» **Data records**:
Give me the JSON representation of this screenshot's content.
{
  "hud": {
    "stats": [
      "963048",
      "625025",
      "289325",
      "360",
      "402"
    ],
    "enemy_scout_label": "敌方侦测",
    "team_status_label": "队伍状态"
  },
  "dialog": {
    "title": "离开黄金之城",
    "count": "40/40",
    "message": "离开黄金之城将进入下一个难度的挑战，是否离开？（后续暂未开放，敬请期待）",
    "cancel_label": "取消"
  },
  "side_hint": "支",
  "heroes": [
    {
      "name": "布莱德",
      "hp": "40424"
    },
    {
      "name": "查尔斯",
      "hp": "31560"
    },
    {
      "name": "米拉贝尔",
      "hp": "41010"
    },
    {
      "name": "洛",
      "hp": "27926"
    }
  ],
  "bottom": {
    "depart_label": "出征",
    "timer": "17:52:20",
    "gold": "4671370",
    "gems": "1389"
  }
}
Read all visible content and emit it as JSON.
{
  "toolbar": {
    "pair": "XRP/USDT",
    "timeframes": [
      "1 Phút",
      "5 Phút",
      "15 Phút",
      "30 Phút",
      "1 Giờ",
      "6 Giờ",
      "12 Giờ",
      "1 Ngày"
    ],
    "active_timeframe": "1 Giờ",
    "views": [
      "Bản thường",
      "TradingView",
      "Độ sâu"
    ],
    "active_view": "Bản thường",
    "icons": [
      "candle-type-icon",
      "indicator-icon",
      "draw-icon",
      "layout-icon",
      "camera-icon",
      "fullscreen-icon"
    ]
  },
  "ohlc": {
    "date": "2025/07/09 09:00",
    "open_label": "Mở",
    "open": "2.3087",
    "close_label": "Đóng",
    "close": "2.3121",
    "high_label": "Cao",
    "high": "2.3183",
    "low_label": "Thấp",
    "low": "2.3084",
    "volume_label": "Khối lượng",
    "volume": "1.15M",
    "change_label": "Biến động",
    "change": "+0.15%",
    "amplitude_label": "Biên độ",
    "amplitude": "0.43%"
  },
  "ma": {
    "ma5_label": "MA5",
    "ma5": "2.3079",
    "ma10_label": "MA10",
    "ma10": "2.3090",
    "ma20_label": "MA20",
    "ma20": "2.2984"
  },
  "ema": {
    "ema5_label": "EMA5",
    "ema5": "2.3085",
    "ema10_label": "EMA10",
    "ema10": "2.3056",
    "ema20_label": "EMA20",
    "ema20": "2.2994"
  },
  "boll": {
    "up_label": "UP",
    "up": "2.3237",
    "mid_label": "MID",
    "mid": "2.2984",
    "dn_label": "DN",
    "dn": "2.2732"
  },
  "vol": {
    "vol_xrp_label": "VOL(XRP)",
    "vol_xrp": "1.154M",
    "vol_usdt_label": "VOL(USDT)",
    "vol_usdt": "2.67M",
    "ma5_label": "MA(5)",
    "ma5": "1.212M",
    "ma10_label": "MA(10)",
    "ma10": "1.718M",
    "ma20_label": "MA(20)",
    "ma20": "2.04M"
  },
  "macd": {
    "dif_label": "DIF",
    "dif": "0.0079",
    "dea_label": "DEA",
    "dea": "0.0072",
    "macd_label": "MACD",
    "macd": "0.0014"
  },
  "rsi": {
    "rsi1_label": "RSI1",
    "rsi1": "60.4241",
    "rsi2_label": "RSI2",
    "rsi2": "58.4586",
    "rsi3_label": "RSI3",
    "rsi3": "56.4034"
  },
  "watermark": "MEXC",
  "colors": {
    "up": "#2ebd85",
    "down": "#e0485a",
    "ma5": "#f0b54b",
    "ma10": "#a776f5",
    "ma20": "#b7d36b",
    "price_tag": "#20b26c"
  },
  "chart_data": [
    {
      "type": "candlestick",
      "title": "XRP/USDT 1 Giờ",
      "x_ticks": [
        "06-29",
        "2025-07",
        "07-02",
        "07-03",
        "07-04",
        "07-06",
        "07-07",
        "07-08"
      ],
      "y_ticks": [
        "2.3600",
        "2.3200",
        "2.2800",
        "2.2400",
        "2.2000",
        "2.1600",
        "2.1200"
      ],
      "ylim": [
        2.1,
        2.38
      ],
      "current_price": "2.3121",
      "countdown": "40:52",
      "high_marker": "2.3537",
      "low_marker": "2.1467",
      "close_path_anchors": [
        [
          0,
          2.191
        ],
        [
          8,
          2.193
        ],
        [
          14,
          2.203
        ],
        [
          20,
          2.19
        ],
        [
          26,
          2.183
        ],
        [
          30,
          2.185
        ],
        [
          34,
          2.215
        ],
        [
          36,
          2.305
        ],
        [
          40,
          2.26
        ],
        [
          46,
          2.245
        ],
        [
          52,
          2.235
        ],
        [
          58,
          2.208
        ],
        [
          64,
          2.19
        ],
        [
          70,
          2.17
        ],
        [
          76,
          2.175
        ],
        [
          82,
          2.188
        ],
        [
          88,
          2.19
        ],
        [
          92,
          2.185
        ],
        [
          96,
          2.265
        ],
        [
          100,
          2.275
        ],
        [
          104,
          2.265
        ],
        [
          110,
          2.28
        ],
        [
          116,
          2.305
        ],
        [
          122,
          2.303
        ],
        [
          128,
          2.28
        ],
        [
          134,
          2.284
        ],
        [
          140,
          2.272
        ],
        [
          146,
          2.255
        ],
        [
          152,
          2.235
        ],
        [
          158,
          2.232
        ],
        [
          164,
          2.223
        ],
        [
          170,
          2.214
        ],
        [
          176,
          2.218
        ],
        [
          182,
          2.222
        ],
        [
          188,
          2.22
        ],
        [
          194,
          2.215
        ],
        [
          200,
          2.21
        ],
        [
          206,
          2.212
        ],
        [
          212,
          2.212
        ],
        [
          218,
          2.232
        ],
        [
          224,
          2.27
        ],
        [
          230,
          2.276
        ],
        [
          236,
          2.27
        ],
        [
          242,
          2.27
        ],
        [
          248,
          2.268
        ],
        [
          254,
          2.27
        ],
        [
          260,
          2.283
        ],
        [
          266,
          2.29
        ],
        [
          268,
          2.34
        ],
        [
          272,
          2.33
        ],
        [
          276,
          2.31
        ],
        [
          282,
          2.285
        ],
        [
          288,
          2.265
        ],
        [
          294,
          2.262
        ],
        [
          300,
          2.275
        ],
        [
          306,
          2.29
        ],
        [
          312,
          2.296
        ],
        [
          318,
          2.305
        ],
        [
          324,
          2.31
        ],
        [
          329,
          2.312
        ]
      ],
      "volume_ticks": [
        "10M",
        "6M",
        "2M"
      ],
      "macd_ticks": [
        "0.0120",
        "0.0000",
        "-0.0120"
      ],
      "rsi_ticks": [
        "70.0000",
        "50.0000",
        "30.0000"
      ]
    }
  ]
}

» **Given task**:
Find the lines above holding the word "JSON" and show them.

» **Full response**:
Give me the JSON representation of this screenshot's content.
Read all visible content and emit it as JSON.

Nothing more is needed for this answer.